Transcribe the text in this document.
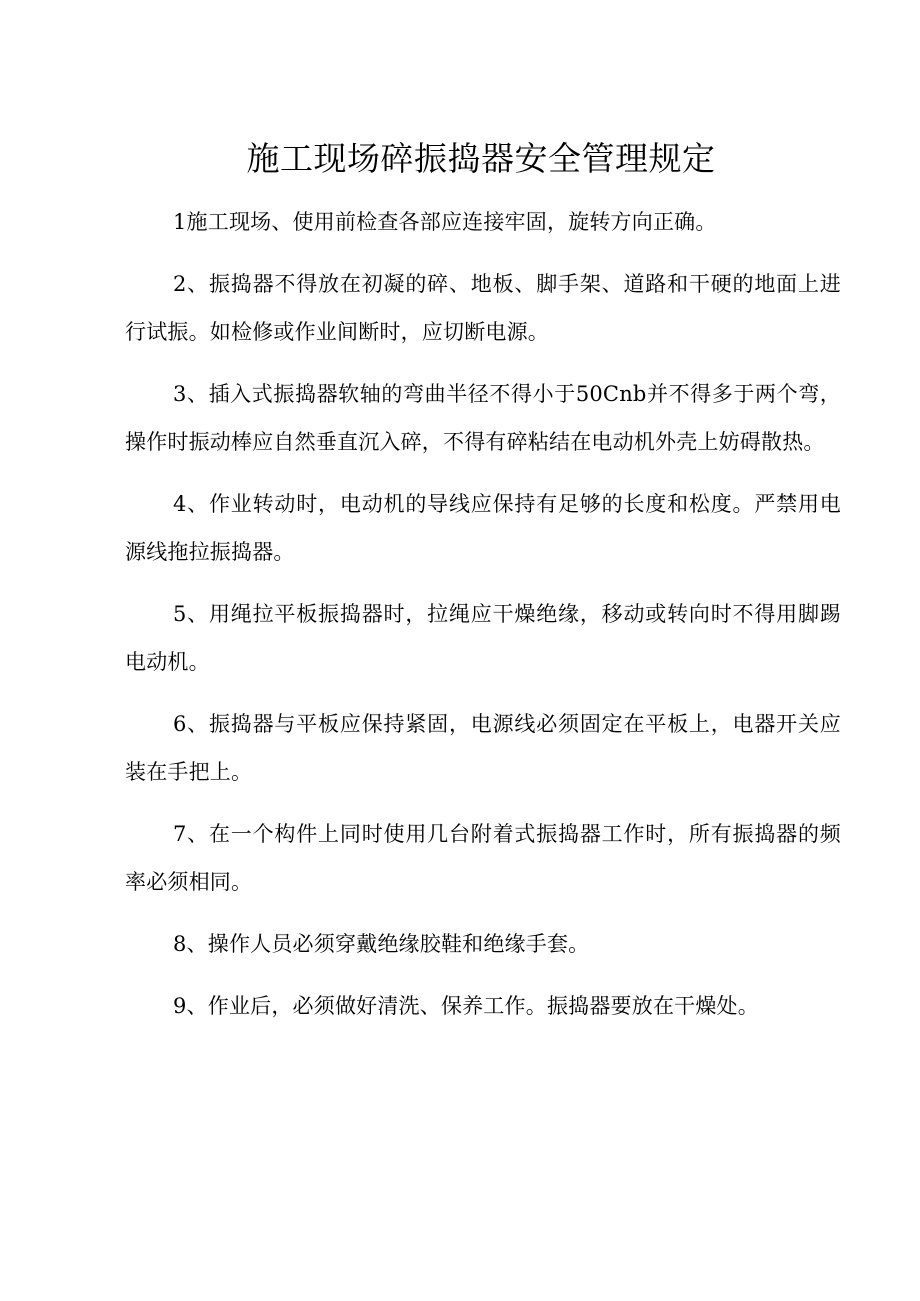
施工现场碎振捣器安全管理规定

1施工现场、使用前检查各部应连接牢固，旋转方向正确。

2、振捣器不得放在初凝的碎、地板、脚手架、道路和干硬的地面上进行试振。如检修或作业间断时，应切断电源。

3、插入式振捣器软轴的弯曲半径不得小于50Cnb并不得多于两个弯，操作时振动棒应自然垂直沉入碎，不得有碎粘结在电动机外壳上妨碍散热。

4、作业转动时，电动机的导线应保持有足够的长度和松度。严禁用电源线拖拉振捣器。

5、用绳拉平板振捣器时，拉绳应干燥绝缘，移动或转向时不得用脚踢电动机。

6、振捣器与平板应保持紧固，电源线必须固定在平板上，电器开关应装在手把上。

7、在一个构件上同时使用几台附着式振捣器工作时，所有振捣器的频率必须相同。

8、操作人员必须穿戴绝缘胶鞋和绝缘手套。

9、作业后，必须做好清洗、保养工作。振捣器要放在干燥处。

→ STATED TASK:
Leave out the pictures and give the rest of the records again exactly.

→ RESPONSE FOR THIS EXERCISE:
Transcribe the text in this document.
施工现场碎振捣器安全管理规定

1施工现场、使用前检查各部应连接牢固，旋转方向正确。

2、振捣器不得放在初凝的碎、地板、脚手架、道路和干硬的地面上进行试振。如检修或作业间断时，应切断电源。

3、插入式振捣器软轴的弯曲半径不得小于50Cnb并不得多于两个弯，操作时振动棒应自然垂直沉入碎，不得有碎粘结在电动机外壳上妨碍散热。

4、作业转动时，电动机的导线应保持有足够的长度和松度。严禁用电源线拖拉振捣器。

5、用绳拉平板振捣器时，拉绳应干燥绝缘，移动或转向时不得用脚踢电动机。

6、振捣器与平板应保持紧固，电源线必须固定在平板上，电器开关应装在手把上。

7、在一个构件上同时使用几台附着式振捣器工作时，所有振捣器的频率必须相同。

8、操作人员必须穿戴绝缘胶鞋和绝缘手套。

9、作业后，必须做好清洗、保养工作。振捣器要放在干燥处。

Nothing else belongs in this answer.